= EXERCISE BRIEF =
Pick every line out of the entries below that holds the string "from", and report them.

+++ ENTRIES SUPPLIED +++

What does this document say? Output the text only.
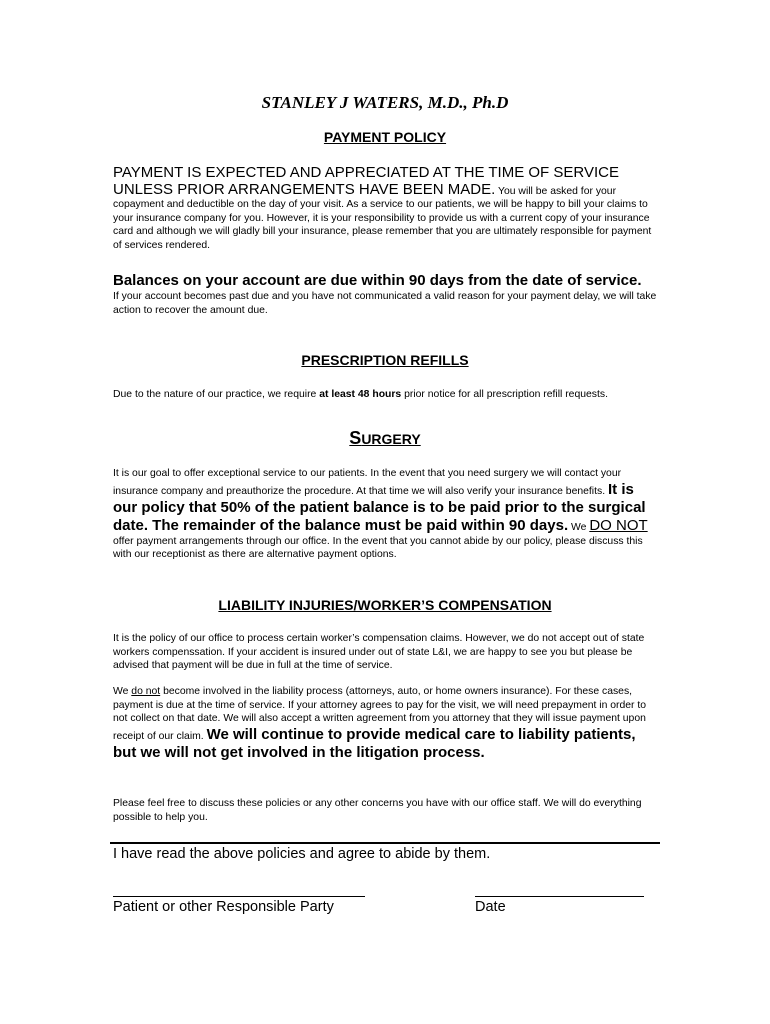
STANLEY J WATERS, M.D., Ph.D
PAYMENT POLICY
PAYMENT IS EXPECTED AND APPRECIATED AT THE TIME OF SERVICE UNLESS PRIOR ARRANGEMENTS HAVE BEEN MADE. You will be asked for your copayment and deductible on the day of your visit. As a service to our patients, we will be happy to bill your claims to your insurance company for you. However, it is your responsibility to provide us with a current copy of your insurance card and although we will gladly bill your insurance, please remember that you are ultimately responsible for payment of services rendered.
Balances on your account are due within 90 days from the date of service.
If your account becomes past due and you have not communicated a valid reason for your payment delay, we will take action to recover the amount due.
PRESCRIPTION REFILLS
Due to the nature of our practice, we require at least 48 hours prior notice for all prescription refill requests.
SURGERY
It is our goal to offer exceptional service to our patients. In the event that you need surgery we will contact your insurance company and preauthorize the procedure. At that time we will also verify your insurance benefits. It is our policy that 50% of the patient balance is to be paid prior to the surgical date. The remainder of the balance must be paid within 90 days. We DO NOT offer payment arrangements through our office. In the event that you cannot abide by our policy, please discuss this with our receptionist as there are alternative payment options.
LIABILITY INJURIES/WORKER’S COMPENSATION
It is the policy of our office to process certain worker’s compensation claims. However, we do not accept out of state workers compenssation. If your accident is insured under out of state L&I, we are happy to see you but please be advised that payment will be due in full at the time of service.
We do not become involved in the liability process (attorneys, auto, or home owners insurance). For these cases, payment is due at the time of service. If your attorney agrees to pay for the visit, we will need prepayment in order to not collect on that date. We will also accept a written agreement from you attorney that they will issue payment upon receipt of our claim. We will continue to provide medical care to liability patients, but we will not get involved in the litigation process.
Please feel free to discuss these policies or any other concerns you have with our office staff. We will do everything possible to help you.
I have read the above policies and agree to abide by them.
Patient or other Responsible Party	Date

+++
+++ ENTRIES SUPPLIED +++

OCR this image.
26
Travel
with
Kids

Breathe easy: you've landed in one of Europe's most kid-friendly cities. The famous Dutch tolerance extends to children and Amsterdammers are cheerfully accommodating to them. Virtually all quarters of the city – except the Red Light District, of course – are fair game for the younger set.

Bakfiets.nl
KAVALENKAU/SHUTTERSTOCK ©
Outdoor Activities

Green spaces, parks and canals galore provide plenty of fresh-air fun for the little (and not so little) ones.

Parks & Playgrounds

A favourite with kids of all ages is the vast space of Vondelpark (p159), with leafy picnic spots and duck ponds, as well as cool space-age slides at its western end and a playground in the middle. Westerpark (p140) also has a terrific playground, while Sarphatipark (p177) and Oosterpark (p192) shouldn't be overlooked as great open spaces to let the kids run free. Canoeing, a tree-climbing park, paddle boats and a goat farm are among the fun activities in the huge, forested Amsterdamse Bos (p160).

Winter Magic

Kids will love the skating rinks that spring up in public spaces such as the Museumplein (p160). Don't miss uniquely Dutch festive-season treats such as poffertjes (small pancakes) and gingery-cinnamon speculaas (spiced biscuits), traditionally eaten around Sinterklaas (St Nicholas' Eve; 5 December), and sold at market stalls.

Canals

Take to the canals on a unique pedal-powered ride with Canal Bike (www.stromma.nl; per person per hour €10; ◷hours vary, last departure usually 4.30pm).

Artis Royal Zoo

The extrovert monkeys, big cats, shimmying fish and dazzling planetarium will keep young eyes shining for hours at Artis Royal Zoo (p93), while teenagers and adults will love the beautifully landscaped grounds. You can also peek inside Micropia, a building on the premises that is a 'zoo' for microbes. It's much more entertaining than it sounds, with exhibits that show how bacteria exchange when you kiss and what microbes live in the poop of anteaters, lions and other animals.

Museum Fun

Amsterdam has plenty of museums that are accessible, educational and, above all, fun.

+++

= SOLUTION TO THE PROBLEM =
Balances on your account are due within 90 days from the date of service.
We do not become involved in the liability process (attorneys, auto, or home owners insurance). For these cases, payment is due at the time of service. If your attorney agrees to pay for the visit, we will need prepayment in order to not collect on that date. We will also accept a written agreement from you attorney that they will issue payment upon receipt of our claim. We will continue to provide medical care to liability patients, but we will not get involved in the litigation process.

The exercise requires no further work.